Exercise directions: What follows is a set of records; restate each one word for word and drop the pictures.

Records provided:
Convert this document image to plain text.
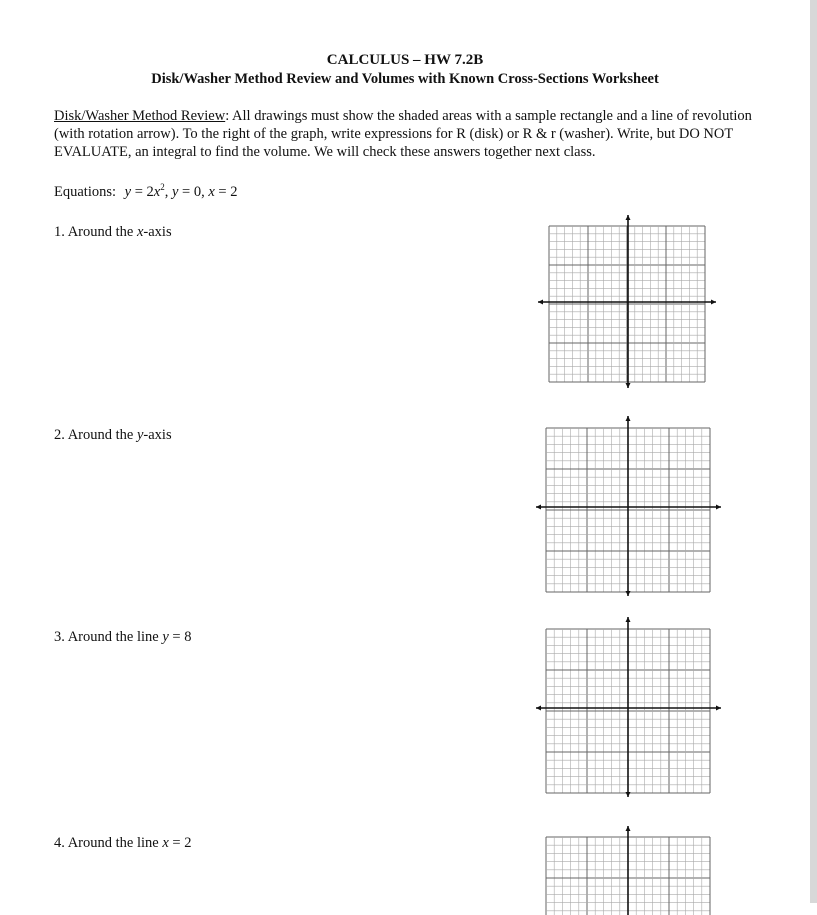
CALCULUS – HW 7.2B
Disk/Washer Method Review and Volumes with Known Cross-Sections Worksheet

Disk/Washer Method Review: All drawings must show the shaded areas with a sample rectangle and a line of revolution (with rotation arrow). To the right of the graph, write expressions for R (disk) or R & r (washer). Write, but DO NOT EVALUATE, an integral to find the volume. We will check these answers together next class.

Equations: $y = 2x^2$, y = 0, x = 2
1. Around the x-axis
2. Around the y-axis
3. Around the line y = 8
4. Around the line x = 2
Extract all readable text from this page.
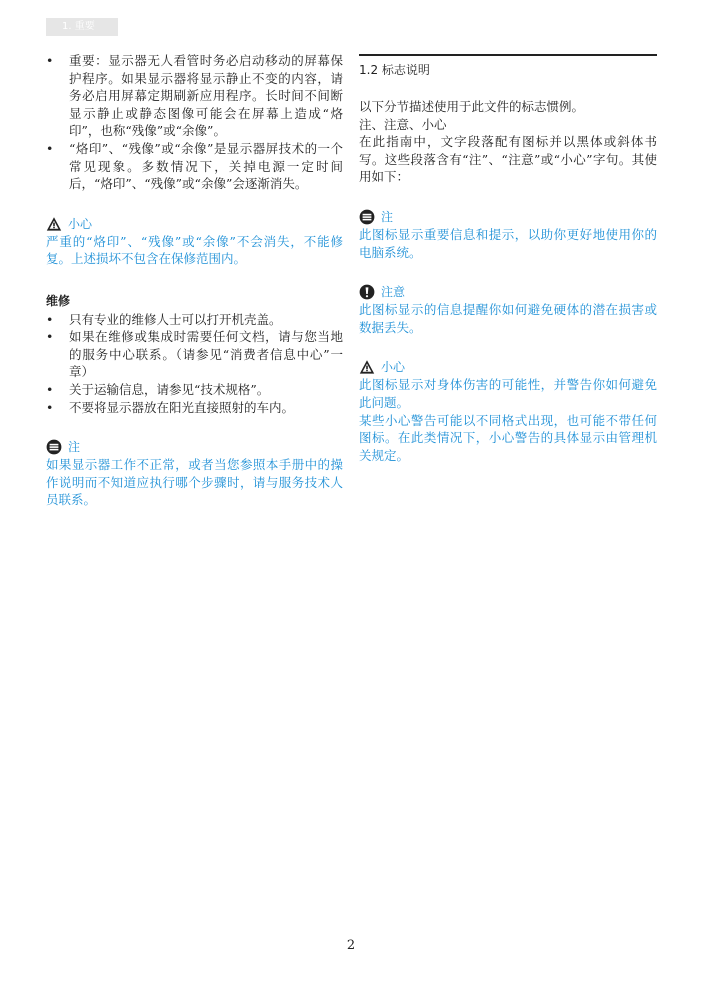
1. 重要
• 重要：显示器无人看管时务必启动移动的屏幕保护程序。如果显示器将显示静止不变的内容，请务必启用屏幕定期刷新应用程序。长时间不间断显示静止或静态图像可能会在屏幕上造成“烙印”，也称“残像”或“余像”。
• “烙印”、“残像”或“余像”是显示器屏技术的一个常见现象。多数情况下，关掉电源一定时间后，“烙印”、“残像”或“余像”会逐渐消失。
小心
严重的“烙印”、“残像”或“余像”不会消失，不能修复。上述损坏不包含在保修范围内。
维修
• 只有专业的维修人士可以打开机壳盖。
• 如果在维修或集成时需要任何文档，请与您当地的服务中心联系。（请参见“消费者信息中心”一章）
• 关于运输信息，请参见“技术规格”。
• 不要将显示器放在阳光直接照射的车内。
注
如果显示器工作不正常，或者当您参照本手册中的操作说明而不知道应执行哪个步骤时，请与服务技术人员联系。
1.2 标志说明
以下分节描述使用于此文件的标志惯例。
注、注意、小心
在此指南中，文字段落配有图标并以黑体或斜体书写。这些段落含有“注”、“注意”或“小心”字句。其使用如下：
注
此图标显示重要信息和提示，以助你更好地使用你的电脑系统。
注意
此图标显示的信息提醒你如何避免硬体的潜在损害或数据丢失。
小心
此图标显示对身体伤害的可能性，并警告你如何避免此问题。
某些小心警告可能以不同格式出现，也可能不带任何图标。在此类情况下，小心警告的具体显示由管理机关规定。
2
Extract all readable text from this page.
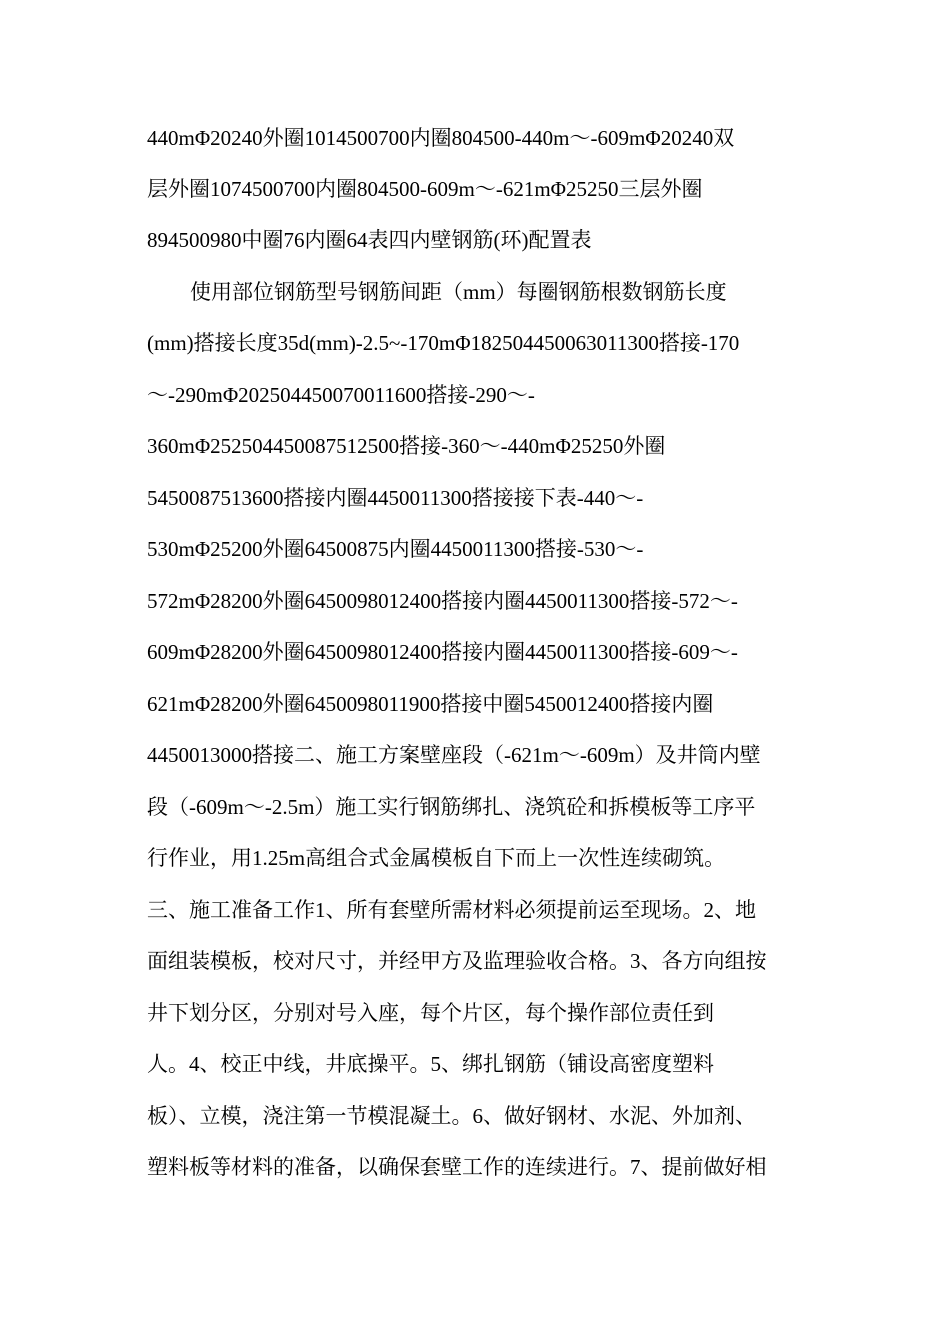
440mΦ20240外圈1014500700内圈804500-440m～-609mΦ20240双
层外圈1074500700内圈804500-609m～-621mΦ25250三层外圈
894500980中圈76内圈64表四内壁钢筋(环)配置表
使用部位钢筋型号钢筋间距（mm）每圈钢筋根数钢筋长度
(mm)搭接长度35d(mm)-2.5~-170mΦ182504450063011300搭接-170
～-290mΦ202504450070011600搭接-290～-
360mΦ252504450087512500搭接-360～-440mΦ25250外圈
5450087513600搭接内圈4450011300搭接接下表-440～-
530mΦ25200外圈64500875内圈4450011300搭接-530～-
572mΦ28200外圈6450098012400搭接内圈4450011300搭接-572～-
609mΦ28200外圈6450098012400搭接内圈4450011300搭接-609～-
621mΦ28200外圈6450098011900搭接中圈5450012400搭接内圈
4450013000搭接二、施工方案壁座段（-621m～-609m）及井筒内壁
段（-609m～-2.5m）施工实行钢筋绑扎、浇筑砼和拆模板等工序平
行作业，用1.25m高组合式金属模板自下而上一次性连续砌筑。
三、施工准备工作1、所有套壁所需材料必须提前运至现场。2、地
面组装模板，校对尺寸，并经甲方及监理验收合格。3、各方向组按
井下划分区，分别对号入座，每个片区，每个操作部位责任到
人。4、校正中线，井底操平。5、绑扎钢筋（铺设高密度塑料
板）、立模，浇注第一节模混凝土。6、做好钢材、水泥、外加剂、
塑料板等材料的准备，以确保套壁工作的连续进行。7、提前做好相
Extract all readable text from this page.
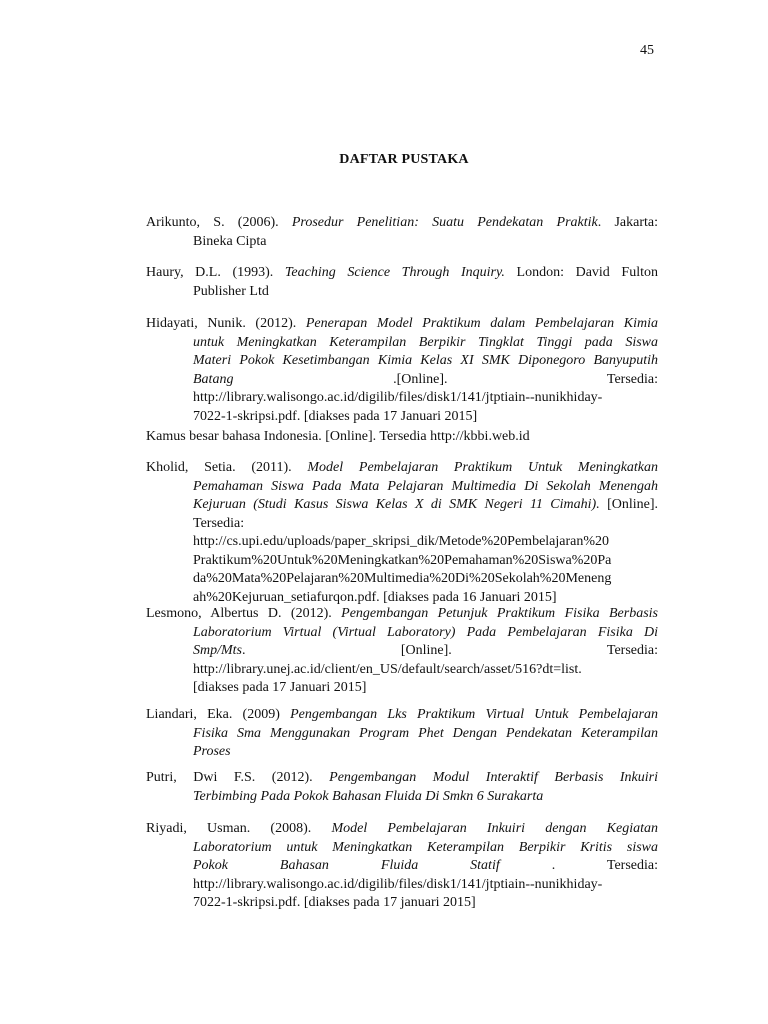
45
DAFTAR PUSTAKA
Arikunto, S. (2006). Prosedur Penelitian: Suatu Pendekatan Praktik. Jakarta:
Bineka Cipta
Haury, D.L. (1993). Teaching Science Through Inquiry. London: David Fulton
Publisher Ltd
Hidayati, Nunik. (2012). Penerapan Model Praktikum dalam Pembelajaran Kimia
untuk Meningkatkan Keterampilan Berpikir Tingklat Tinggi pada Siswa
Materi Pokok Kesetimbangan Kimia Kelas XI SMK Diponegoro Banyuputih
Batang .[Online]. Tersedia:
http://library.walisongo.ac.id/digilib/files/disk1/141/jtptiain--nunikhiday-
7022-1-skripsi.pdf. [diakses pada 17 Januari 2015]
Kamus besar bahasa Indonesia. [Online]. Tersedia http://kbbi.web.id
Kholid, Setia. (2011). Model Pembelajaran Praktikum Untuk Meningkatkan
Pemahaman Siswa Pada Mata Pelajaran Multimedia Di Sekolah Menengah
Kejuruan (Studi Kasus Siswa Kelas X di SMK Negeri 11 Cimahi). [Online].
Tersedia:
http://cs.upi.edu/uploads/paper_skripsi_dik/Metode%20Pembelajaran%20
Praktikum%20Untuk%20Meningkatkan%20Pemahaman%20Siswa%20Pa
da%20Mata%20Pelajaran%20Multimedia%20Di%20Sekolah%20Meneng
ah%20Kejuruan_setiafurqon.pdf. [diakses pada 16 Januari 2015]
Lesmono, Albertus D. (2012). Pengembangan Petunjuk Praktikum Fisika Berbasis
Laboratorium Virtual (Virtual Laboratory) Pada Pembelajaran Fisika Di
Smp/Mts. [Online]. Tersedia:
http://library.unej.ac.id/client/en_US/default/search/asset/516?dt=list.
[diakses pada 17 Januari 2015]
Liandari, Eka. (2009) Pengembangan Lks Praktikum Virtual Untuk Pembelajaran
Fisika Sma Menggunakan Program Phet Dengan Pendekatan Keterampilan
Proses
Putri, Dwi F.S. (2012). Pengembangan Modul Interaktif Berbasis Inkuiri
Terbimbing Pada Pokok Bahasan Fluida Di Smkn 6 Surakarta
Riyadi, Usman. (2008). Model Pembelajaran Inkuiri dengan Kegiatan
Laboratorium untuk Meningkatkan Keterampilan Berpikir Kritis siswa
Pokok Bahasan Fluida Statif . Tersedia:
http://library.walisongo.ac.id/digilib/files/disk1/141/jtptiain--nunikhiday-
7022-1-skripsi.pdf. [diakses pada 17 januari 2015]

Exercise response:
Convert this document image to plain text.
CALCULUS – HW 7.2B
Disk/Washer Method Review and Volumes with Known Cross-Sections Worksheet

Disk/Washer Method Review: All drawings must show the shaded areas with a sample rectangle and a line of revolution (with rotation arrow). To the right of the graph, write expressions for R (disk) or R & r (washer). Write, but DO NOT EVALUATE, an integral to find the volume. We will check these answers together next class.

Equations: $y = 2x^2$, y = 0, x = 2
1. Around the x-axis
2. Around the y-axis
3. Around the line y = 8
4. Around the line x = 2
Extract all readable text from this page.
1. 重要
• 重要：显示器无人看管时务必启动移动的屏幕保护程序。如果显示器将显示静止不变的内容，请务必启用屏幕定期刷新应用程序。长时间不间断显示静止或静态图像可能会在屏幕上造成“烙印”，也称“残像”或“余像”。
• “烙印”、“残像”或“余像”是显示器屏技术的一个常见现象。多数情况下，关掉电源一定时间后，“烙印”、“残像”或“余像”会逐渐消失。
小心
严重的“烙印”、“残像”或“余像”不会消失，不能修复。上述损坏不包含在保修范围内。
维修
• 只有专业的维修人士可以打开机壳盖。
• 如果在维修或集成时需要任何文档，请与您当地的服务中心联系。（请参见“消费者信息中心”一章）
• 关于运输信息，请参见“技术规格”。
• 不要将显示器放在阳光直接照射的车内。
注
如果显示器工作不正常，或者当您参照本手册中的操作说明而不知道应执行哪个步骤时，请与服务技术人员联系。
1.2 标志说明
以下分节描述使用于此文件的标志惯例。
注、注意、小心
在此指南中，文字段落配有图标并以黑体或斜体书写。这些段落含有“注”、“注意”或“小心”字句。其使用如下：
注
此图标显示重要信息和提示，以助你更好地使用你的电脑系统。
注意
此图标显示的信息提醒你如何避免硬体的潜在损害或数据丢失。
小心
此图标显示对身体伤害的可能性，并警告你如何避免此问题。
某些小心警告可能以不同格式出现，也可能不带任何图标。在此类情况下，小心警告的具体显示由管理机关规定。
2
Extract all readable text from this page.
440mΦ20240外圈1014500700内圈804500-440m～-609mΦ20240双
层外圈1074500700内圈804500-609m～-621mΦ25250三层外圈
894500980中圈76内圈64表四内壁钢筋(环)配置表
使用部位钢筋型号钢筋间距（mm）每圈钢筋根数钢筋长度
(mm)搭接长度35d(mm)-2.5~-170mΦ182504450063011300搭接-170
～-290mΦ202504450070011600搭接-290～-
360mΦ252504450087512500搭接-360～-440mΦ25250外圈
5450087513600搭接内圈4450011300搭接接下表-440～-
530mΦ25200外圈64500875内圈4450011300搭接-530～-
572mΦ28200外圈6450098012400搭接内圈4450011300搭接-572～-
609mΦ28200外圈6450098012400搭接内圈4450011300搭接-609～-
621mΦ28200外圈6450098011900搭接中圈5450012400搭接内圈
4450013000搭接二、施工方案壁座段（-621m～-609m）及井筒内壁
段（-609m～-2.5m）施工实行钢筋绑扎、浇筑砼和拆模板等工序平
行作业，用1.25m高组合式金属模板自下而上一次性连续砌筑。
三、施工准备工作1、所有套壁所需材料必须提前运至现场。2、地
面组装模板，校对尺寸，并经甲方及监理验收合格。3、各方向组按
井下划分区，分别对号入座，每个片区，每个操作部位责任到
人。4、校正中线，井底操平。5、绑扎钢筋（铺设高密度塑料
板）、立模，浇注第一节模混凝土。6、做好钢材、水泥、外加剂、
塑料板等材料的准备，以确保套壁工作的连续进行。7、提前做好相
Extract all readable text from this page.
45
DAFTAR PUSTAKA
Arikunto, S. (2006). Prosedur Penelitian: Suatu Pendekatan Praktik. Jakarta:
Bineka Cipta
Haury, D.L. (1993). Teaching Science Through Inquiry. London: David Fulton
Publisher Ltd
Hidayati, Nunik. (2012). Penerapan Model Praktikum dalam Pembelajaran Kimia
untuk Meningkatkan Keterampilan Berpikir Tingklat Tinggi pada Siswa
Materi Pokok Kesetimbangan Kimia Kelas XI SMK Diponegoro Banyuputih
Batang .[Online]. Tersedia:
http://library.walisongo.ac.id/digilib/files/disk1/141/jtptiain--nunikhiday-
7022-1-skripsi.pdf. [diakses pada 17 Januari 2015]
Kamus besar bahasa Indonesia. [Online]. Tersedia http://kbbi.web.id
Kholid, Setia. (2011). Model Pembelajaran Praktikum Untuk Meningkatkan
Pemahaman Siswa Pada Mata Pelajaran Multimedia Di Sekolah Menengah
Kejuruan (Studi Kasus Siswa Kelas X di SMK Negeri 11 Cimahi). [Online].
Tersedia:
http://cs.upi.edu/uploads/paper_skripsi_dik/Metode%20Pembelajaran%20
Praktikum%20Untuk%20Meningkatkan%20Pemahaman%20Siswa%20Pa
da%20Mata%20Pelajaran%20Multimedia%20Di%20Sekolah%20Meneng
ah%20Kejuruan_setiafurqon.pdf. [diakses pada 16 Januari 2015]
Lesmono, Albertus D. (2012). Pengembangan Petunjuk Praktikum Fisika Berbasis
Laboratorium Virtual (Virtual Laboratory) Pada Pembelajaran Fisika Di
Smp/Mts. [Online]. Tersedia:
http://library.unej.ac.id/client/en_US/default/search/asset/516?dt=list.
[diakses pada 17 Januari 2015]
Liandari, Eka. (2009) Pengembangan Lks Praktikum Virtual Untuk Pembelajaran
Fisika Sma Menggunakan Program Phet Dengan Pendekatan Keterampilan
Proses
Putri, Dwi F.S. (2012). Pengembangan Modul Interaktif Berbasis Inkuiri
Terbimbing Pada Pokok Bahasan Fluida Di Smkn 6 Surakarta
Riyadi, Usman. (2008). Model Pembelajaran Inkuiri dengan Kegiatan
Laboratorium untuk Meningkatkan Keterampilan Berpikir Kritis siswa
Pokok Bahasan Fluida Statif . Tersedia:
http://library.walisongo.ac.id/digilib/files/disk1/141/jtptiain--nunikhiday-
7022-1-skripsi.pdf. [diakses pada 17 januari 2015]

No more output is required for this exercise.